**SHORT EXERCISE:**
Each entry that follows is to be retyped exactly. Pictures do not belong in the copy.

# Start of PROVIDED ENTRIES

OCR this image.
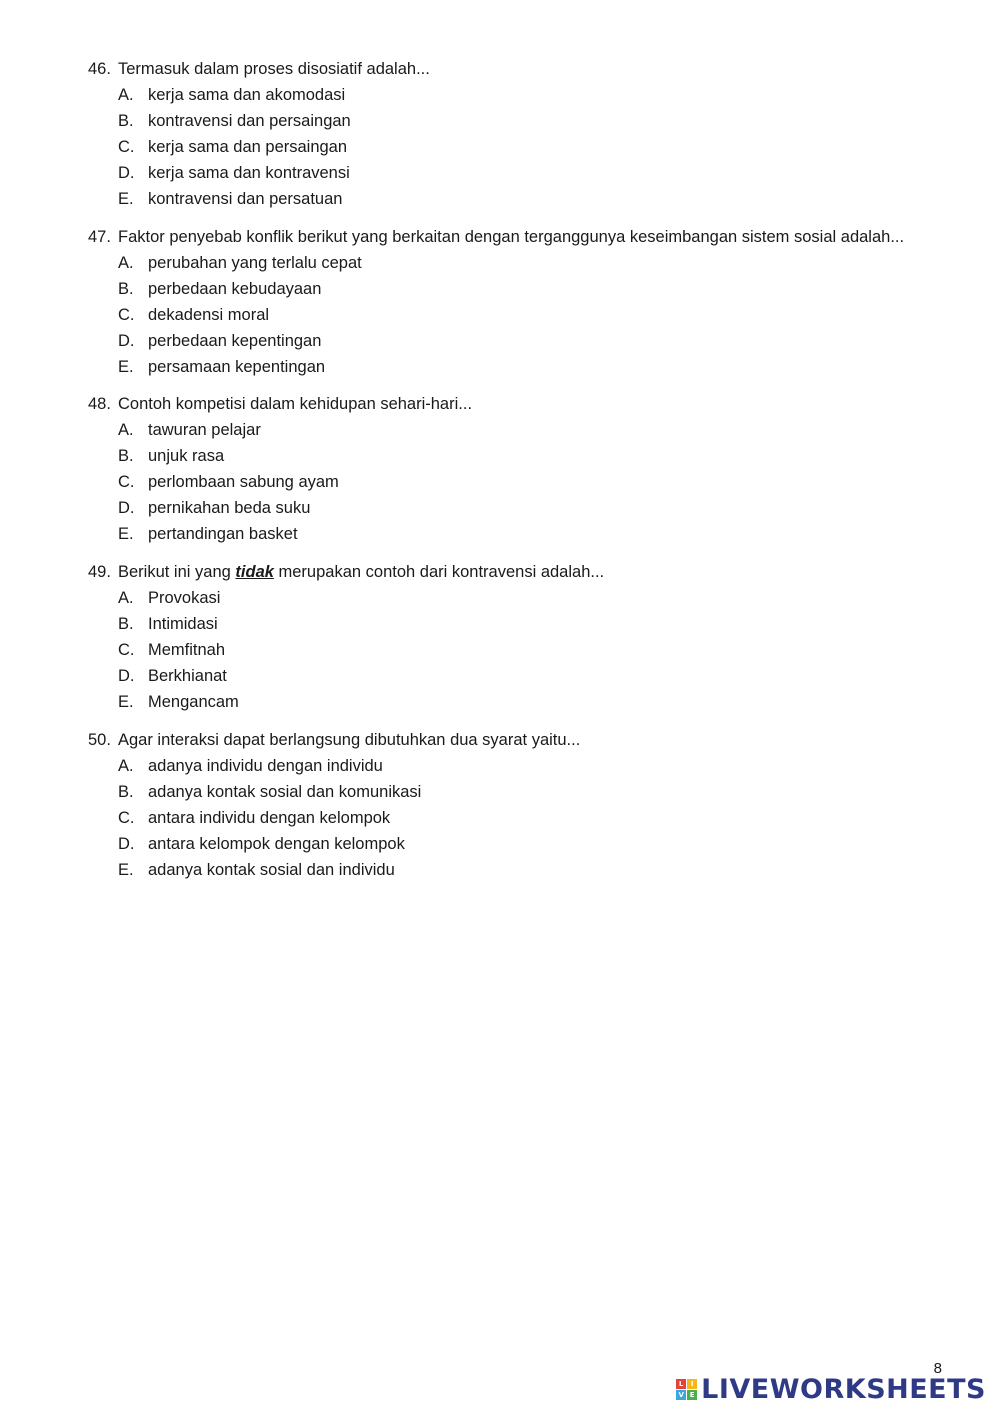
46. Termasuk dalam proses disosiatif adalah...
A. kerja sama dan akomodasi
B. kontravensi dan persaingan
C. kerja sama dan persaingan
D. kerja sama dan kontravensi
E. kontravensi dan persatuan
47. Faktor penyebab konflik berikut yang berkaitan dengan terganggunya keseimbangan sistem sosial adalah...
A. perubahan yang terlalu cepat
B. perbedaan kebudayaan
C. dekadensi moral
D. perbedaan kepentingan
E. persamaan kepentingan
48. Contoh kompetisi dalam kehidupan sehari-hari...
A. tawuran pelajar
B. unjuk rasa
C. perlombaan sabung ayam
D. pernikahan beda suku
E. pertandingan basket
49. Berikut ini yang tidak merupakan contoh dari kontravensi adalah...
A. Provokasi
B. Intimidasi
C. Memfitnah
D. Berkhianat
E. Mengancam
50. Agar interaksi dapat berlangsung dibutuhkan dua syarat yaitu...
A. adanya individu dengan individu
B. adanya kontak sosial dan komunikasi
C. antara individu dengan kelompok
D. antara kelompok dengan kelompok
E. adanya kontak sosial dan individu
8
L	I
V E LIVEWORKSHEETS
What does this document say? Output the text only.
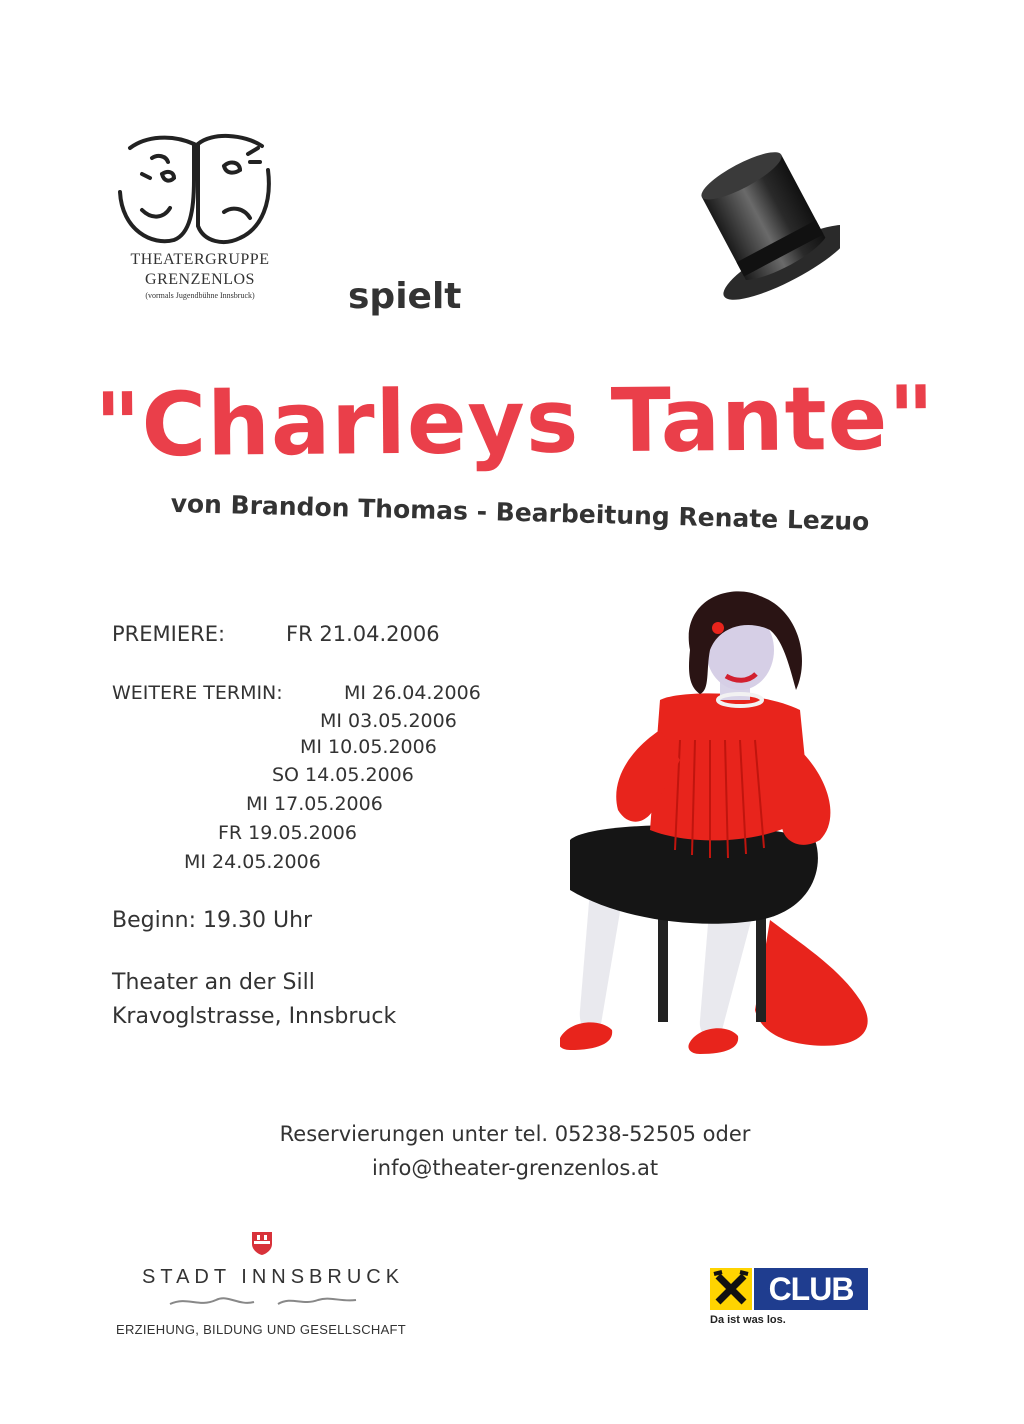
THEATERGRUPPE
GRENZENLOS
(vormals Jugendbühne Innsbruck)	spielt
"Charleys Tante"
von Brandon Thomas - Bearbeitung Renate Lezuo
PREMIERE:	FR 21.04.2006
WEITERE TERMIN:	MI 26.04.2006
MI 03.05.2006
MI 10.05.2006
SO 14.05.2006
MI 17.05.2006
FR 19.05.2006
MI 24.05.2006
Beginn: 19.30 Uhr
Theater an der Sill
Kravoglstrasse, Innsbruck
Reservierungen unter tel. 05238-52505 oder
info@theater-grenzenlos.at
STADT INNSBRUCK
ERZIEHUNG, BILDUNG UND GESELLSCHAFT
CLUB
Da ist was los.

# End of PROVIDED ENTRIES

**FINAL RESULT:**
OCR this image.
46. Termasuk dalam proses disosiatif adalah...
A. kerja sama dan akomodasi
B. kontravensi dan persaingan
C. kerja sama dan persaingan
D. kerja sama dan kontravensi
E. kontravensi dan persatuan
47. Faktor penyebab konflik berikut yang berkaitan dengan terganggunya keseimbangan sistem sosial adalah...
A. perubahan yang terlalu cepat
B. perbedaan kebudayaan
C. dekadensi moral
D. perbedaan kepentingan
E. persamaan kepentingan
48. Contoh kompetisi dalam kehidupan sehari-hari...
A. tawuran pelajar
B. unjuk rasa
C. perlombaan sabung ayam
D. pernikahan beda suku
E. pertandingan basket
49. Berikut ini yang tidak merupakan contoh dari kontravensi adalah...
A. Provokasi
B. Intimidasi
C. Memfitnah
D. Berkhianat
E. Mengancam
50. Agar interaksi dapat berlangsung dibutuhkan dua syarat yaitu...
A. adanya individu dengan individu
B. adanya kontak sosial dan komunikasi
C. antara individu dengan kelompok
D. antara kelompok dengan kelompok
E. adanya kontak sosial dan individu
8
L	I
V E LIVEWORKSHEETS
What does this document say? Output the text only.
THEATERGRUPPE
GRENZENLOS
(vormals Jugendbühne Innsbruck)	spielt
"Charleys Tante"
von Brandon Thomas - Bearbeitung Renate Lezuo
PREMIERE:	FR 21.04.2006
WEITERE TERMIN:	MI 26.04.2006
MI 03.05.2006
MI 10.05.2006
SO 14.05.2006
MI 17.05.2006
FR 19.05.2006
MI 24.05.2006
Beginn: 19.30 Uhr
Theater an der Sill
Kravoglstrasse, Innsbruck
Reservierungen unter tel. 05238-52505 oder
info@theater-grenzenlos.at
STADT INNSBRUCK
ERZIEHUNG, BILDUNG UND GESELLSCHAFT
CLUB
Da ist was los.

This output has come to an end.